## DIRECTIVE A
Output the lines of the records below verbatim, beginning with the first line of the records and stopping after the line that contains "Localize each UI component in this w=1920".

## EXCERPT PROVIDED
Thursday, June 14, 2007
One of the reasons I began this blog is to persuade experts in particular lines of work to acknowledge and consider the ideas of those in disciplines other than their own.
Business people call these divisions "silos." It's proof of concept really. Those with MBAs of found jargon to exclude everyone else from the conversation, especially, I suppose, from anyone with a different education, like those on farms, from whom the word was most likely taken.
My idea is that if you round up all the people who have the same goals for people in their charge -- which, according to my interviews, seems to be almost everyone -- and come up with a common vocabulary, people would learn what they need to know from the time they start kindergarten through the time they retire.
Once Upon a Time . . .
I told a story about a year ago about attending a conference for primary school teachers to learn to teach writing. Everyone in the room had some colleagues in common -- except me. When it came time to introduce myself and what I wanted to get out of the day, I explained that I had taught at Brown and wanted to know how my kids knew what they did and were so weak in other related thinking skills.

(Region annotation records)
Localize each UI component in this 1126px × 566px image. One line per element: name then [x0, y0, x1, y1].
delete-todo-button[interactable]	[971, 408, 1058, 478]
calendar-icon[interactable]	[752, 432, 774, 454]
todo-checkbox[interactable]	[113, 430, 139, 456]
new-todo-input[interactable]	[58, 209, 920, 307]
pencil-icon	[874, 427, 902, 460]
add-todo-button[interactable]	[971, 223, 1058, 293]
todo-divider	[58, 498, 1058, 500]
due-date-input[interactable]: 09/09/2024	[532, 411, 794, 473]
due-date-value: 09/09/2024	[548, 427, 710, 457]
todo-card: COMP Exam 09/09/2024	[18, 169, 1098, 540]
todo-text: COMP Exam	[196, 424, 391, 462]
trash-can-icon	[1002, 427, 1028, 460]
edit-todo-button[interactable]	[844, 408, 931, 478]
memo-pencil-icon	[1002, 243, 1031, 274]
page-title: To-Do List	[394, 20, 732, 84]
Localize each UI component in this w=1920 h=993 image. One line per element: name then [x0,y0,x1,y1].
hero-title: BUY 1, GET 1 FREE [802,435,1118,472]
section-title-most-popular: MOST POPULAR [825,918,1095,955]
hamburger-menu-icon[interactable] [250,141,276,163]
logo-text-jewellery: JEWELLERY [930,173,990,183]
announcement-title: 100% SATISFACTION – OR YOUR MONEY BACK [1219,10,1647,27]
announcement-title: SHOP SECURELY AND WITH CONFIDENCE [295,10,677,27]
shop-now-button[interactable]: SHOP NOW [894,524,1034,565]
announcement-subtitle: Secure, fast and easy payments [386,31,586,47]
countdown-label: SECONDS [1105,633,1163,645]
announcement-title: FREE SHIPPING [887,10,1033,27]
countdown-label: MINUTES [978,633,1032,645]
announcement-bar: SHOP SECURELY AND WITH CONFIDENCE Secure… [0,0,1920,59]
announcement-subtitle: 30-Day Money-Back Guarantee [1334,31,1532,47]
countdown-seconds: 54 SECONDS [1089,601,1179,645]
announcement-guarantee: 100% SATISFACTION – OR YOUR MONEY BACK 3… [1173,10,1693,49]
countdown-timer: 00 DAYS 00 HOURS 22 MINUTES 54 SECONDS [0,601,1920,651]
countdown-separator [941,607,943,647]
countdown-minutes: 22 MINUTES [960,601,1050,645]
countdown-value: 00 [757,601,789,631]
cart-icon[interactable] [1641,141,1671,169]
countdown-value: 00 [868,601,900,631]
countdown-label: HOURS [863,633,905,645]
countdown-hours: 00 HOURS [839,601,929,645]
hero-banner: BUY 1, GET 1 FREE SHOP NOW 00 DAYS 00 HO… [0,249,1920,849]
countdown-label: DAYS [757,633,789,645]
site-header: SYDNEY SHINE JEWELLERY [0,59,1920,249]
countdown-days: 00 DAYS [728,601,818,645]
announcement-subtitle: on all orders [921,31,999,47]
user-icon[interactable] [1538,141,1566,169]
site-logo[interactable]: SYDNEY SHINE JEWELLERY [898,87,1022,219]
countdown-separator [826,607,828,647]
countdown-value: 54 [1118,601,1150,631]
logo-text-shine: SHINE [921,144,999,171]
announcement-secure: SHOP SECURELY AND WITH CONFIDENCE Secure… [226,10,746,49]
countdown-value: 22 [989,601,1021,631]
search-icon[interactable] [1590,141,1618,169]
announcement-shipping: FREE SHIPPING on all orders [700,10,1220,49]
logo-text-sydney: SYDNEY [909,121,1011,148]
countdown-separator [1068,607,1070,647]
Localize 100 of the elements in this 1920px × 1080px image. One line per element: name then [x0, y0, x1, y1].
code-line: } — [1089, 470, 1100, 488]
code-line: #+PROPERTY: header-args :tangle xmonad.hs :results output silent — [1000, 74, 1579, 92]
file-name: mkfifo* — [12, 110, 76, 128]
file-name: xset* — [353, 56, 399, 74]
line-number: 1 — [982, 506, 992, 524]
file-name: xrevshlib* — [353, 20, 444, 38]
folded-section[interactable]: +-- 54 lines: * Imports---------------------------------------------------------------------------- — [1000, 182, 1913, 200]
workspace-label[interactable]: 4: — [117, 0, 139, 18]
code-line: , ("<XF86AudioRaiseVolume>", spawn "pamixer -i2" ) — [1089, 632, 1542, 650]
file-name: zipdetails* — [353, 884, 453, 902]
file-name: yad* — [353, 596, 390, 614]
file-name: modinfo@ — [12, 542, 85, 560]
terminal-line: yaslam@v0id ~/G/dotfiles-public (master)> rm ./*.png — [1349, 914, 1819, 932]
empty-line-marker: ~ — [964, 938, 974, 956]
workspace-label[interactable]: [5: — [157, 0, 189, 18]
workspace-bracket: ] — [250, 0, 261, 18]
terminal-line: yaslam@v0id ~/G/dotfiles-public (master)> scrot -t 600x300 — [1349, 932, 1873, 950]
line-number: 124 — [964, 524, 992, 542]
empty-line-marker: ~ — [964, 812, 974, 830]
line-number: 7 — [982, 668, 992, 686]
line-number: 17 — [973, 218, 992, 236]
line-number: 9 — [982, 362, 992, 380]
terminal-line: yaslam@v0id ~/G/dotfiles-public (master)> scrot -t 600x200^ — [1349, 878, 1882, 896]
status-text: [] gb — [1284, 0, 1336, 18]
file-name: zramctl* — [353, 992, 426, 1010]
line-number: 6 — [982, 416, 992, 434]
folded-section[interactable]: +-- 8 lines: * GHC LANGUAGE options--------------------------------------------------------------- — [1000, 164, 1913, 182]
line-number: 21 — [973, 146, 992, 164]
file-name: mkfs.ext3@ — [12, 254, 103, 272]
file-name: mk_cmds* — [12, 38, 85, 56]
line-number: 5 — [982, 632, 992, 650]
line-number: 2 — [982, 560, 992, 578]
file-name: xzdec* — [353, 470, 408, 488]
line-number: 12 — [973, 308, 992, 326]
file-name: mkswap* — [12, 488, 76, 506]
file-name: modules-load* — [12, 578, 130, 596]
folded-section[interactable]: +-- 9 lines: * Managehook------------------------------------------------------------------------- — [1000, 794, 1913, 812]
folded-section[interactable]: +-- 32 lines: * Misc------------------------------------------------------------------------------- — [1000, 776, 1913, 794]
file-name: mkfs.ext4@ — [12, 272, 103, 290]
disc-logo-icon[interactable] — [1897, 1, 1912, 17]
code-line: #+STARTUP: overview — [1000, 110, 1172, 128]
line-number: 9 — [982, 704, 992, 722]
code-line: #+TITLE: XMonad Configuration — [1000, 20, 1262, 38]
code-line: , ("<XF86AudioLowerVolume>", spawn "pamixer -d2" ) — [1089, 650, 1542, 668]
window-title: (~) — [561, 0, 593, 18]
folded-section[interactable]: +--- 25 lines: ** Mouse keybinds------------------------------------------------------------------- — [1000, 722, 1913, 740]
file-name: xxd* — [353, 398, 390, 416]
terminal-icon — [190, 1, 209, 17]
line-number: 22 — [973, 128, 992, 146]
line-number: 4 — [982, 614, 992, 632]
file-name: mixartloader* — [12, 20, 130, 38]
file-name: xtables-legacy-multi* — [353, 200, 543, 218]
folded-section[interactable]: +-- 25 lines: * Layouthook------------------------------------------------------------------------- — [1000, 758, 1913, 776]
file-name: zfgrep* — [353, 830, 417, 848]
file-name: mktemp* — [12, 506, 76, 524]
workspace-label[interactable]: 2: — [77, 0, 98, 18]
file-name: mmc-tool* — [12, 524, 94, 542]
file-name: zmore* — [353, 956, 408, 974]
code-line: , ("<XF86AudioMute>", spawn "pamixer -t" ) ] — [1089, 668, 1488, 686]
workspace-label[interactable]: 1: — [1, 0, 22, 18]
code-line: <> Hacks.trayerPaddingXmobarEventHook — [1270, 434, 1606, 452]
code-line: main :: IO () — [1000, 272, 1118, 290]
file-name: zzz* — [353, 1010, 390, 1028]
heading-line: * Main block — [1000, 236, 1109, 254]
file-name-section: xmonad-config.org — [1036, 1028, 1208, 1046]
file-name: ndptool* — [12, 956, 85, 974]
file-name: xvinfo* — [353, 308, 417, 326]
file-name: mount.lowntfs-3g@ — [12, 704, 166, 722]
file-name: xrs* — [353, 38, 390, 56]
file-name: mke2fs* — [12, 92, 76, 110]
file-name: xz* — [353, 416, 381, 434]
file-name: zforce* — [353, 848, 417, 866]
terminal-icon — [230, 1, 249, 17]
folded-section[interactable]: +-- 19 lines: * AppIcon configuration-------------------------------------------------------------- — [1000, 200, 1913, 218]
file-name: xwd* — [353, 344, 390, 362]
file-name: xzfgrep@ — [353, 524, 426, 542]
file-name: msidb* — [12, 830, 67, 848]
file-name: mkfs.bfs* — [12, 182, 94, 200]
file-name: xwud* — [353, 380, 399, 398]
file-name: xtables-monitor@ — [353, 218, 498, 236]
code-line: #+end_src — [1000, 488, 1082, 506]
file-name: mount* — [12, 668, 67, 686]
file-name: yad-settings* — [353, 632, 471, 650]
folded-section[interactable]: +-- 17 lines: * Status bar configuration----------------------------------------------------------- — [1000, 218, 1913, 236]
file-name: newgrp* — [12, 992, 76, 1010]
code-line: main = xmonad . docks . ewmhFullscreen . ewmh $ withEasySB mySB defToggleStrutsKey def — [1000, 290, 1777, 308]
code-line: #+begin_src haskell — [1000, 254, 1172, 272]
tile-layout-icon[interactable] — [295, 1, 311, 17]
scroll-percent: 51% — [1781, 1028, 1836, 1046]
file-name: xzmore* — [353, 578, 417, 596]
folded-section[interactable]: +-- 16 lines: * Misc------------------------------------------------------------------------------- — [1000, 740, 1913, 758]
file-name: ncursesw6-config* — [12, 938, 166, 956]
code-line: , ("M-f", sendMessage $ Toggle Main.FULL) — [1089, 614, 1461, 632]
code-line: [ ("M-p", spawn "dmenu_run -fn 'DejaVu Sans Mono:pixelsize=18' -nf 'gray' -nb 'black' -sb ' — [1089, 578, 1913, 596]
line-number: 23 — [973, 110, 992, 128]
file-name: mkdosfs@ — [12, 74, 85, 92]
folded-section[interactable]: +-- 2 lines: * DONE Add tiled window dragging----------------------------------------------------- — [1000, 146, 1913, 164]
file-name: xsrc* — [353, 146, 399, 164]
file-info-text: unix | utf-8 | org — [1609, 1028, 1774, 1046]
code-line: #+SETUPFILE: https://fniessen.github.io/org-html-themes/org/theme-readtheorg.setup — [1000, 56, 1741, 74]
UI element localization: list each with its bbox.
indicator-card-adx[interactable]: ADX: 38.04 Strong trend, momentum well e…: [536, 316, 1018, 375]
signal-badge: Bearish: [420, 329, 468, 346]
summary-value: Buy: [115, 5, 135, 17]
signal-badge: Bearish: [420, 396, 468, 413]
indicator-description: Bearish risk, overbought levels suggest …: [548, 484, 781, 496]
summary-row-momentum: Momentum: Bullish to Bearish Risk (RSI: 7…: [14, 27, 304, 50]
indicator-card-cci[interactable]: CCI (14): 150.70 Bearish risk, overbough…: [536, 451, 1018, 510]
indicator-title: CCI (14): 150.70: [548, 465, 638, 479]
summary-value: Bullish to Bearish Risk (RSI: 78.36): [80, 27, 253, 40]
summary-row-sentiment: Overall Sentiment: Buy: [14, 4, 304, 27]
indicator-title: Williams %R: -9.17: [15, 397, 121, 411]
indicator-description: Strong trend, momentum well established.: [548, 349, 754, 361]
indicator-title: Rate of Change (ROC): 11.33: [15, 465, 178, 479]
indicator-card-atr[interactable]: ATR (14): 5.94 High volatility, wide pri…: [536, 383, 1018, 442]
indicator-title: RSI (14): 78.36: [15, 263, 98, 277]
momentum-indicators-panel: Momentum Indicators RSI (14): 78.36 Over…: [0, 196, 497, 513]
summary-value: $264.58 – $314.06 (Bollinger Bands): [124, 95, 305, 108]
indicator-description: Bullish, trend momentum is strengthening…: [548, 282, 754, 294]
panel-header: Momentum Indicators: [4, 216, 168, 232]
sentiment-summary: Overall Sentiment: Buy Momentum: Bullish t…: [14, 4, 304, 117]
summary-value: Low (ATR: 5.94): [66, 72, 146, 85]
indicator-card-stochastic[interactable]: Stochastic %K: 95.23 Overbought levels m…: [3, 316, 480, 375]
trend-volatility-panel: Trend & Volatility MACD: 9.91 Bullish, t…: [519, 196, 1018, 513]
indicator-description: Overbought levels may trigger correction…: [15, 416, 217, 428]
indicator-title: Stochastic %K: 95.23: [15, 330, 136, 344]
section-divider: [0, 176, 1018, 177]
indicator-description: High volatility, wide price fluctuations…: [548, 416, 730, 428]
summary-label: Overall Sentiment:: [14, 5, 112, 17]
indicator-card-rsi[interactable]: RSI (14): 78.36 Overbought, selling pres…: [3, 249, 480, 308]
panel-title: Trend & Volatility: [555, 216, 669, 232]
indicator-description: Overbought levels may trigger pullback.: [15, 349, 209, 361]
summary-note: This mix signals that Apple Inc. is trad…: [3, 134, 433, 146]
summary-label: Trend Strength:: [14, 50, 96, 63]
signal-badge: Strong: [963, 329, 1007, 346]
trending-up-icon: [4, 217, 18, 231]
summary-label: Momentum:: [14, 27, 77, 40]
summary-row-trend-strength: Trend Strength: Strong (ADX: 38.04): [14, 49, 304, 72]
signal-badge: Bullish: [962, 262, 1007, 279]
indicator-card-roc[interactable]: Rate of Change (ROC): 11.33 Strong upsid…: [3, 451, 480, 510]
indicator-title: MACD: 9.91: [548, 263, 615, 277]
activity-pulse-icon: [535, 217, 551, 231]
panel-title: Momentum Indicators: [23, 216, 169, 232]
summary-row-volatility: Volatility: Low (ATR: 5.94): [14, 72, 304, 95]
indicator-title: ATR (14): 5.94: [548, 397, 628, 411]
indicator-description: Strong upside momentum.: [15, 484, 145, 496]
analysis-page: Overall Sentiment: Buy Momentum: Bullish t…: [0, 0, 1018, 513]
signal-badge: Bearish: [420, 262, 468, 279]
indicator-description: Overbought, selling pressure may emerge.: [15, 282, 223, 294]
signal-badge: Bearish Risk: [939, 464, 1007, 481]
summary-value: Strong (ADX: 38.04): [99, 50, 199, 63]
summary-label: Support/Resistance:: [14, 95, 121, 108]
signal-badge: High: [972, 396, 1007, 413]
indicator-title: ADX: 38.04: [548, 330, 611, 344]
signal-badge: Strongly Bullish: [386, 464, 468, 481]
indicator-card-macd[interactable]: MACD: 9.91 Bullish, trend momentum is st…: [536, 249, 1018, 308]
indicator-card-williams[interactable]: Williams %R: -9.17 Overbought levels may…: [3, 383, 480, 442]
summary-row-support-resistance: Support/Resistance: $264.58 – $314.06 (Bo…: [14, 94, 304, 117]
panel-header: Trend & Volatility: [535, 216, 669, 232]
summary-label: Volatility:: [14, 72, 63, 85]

## DIRECTIVE B
Return the passage of the blog post above word for word, beginning at the words "Business people call" and stopping after the words "time they retire.".

## EXERCISE ANSWER A
Localize each UI component in this 1126px × 566px image. One line per element: name then [x0, y0, x1, y1].
delete-todo-button[interactable]	[971, 408, 1058, 478]
calendar-icon[interactable]	[752, 432, 774, 454]
todo-checkbox[interactable]	[113, 430, 139, 456]
new-todo-input[interactable]	[58, 209, 920, 307]
pencil-icon	[874, 427, 902, 460]
add-todo-button[interactable]	[971, 223, 1058, 293]
todo-divider	[58, 498, 1058, 500]
due-date-input[interactable]: 09/09/2024	[532, 411, 794, 473]
due-date-value: 09/09/2024	[548, 427, 710, 457]
todo-card: COMP Exam 09/09/2024	[18, 169, 1098, 540]
todo-text: COMP Exam	[196, 424, 391, 462]
trash-can-icon	[1002, 427, 1028, 460]
edit-todo-button[interactable]	[844, 408, 931, 478]
memo-pencil-icon	[1002, 243, 1031, 274]
page-title: To-Do List	[394, 20, 732, 84]
Localize each UI component in this w=1920 h=993 image. One line per element: name then [x0,y0,x1,y1].

## EXERCISE ANSWER B
Business people call these divisions "silos." It's proof of concept really. Those with MBAs of found jargon to exclude everyone else from the conversation, especially, I suppose, from anyone with a different education, like those on farms, from whom the word was most likely taken.
My idea is that if you round up all the people who have the same goals for people in their charge -- which, according to my interviews, seems to be almost everyone -- and come up with a common vocabulary, people would learn what they need to know from the time they start kindergarten through the time they retire.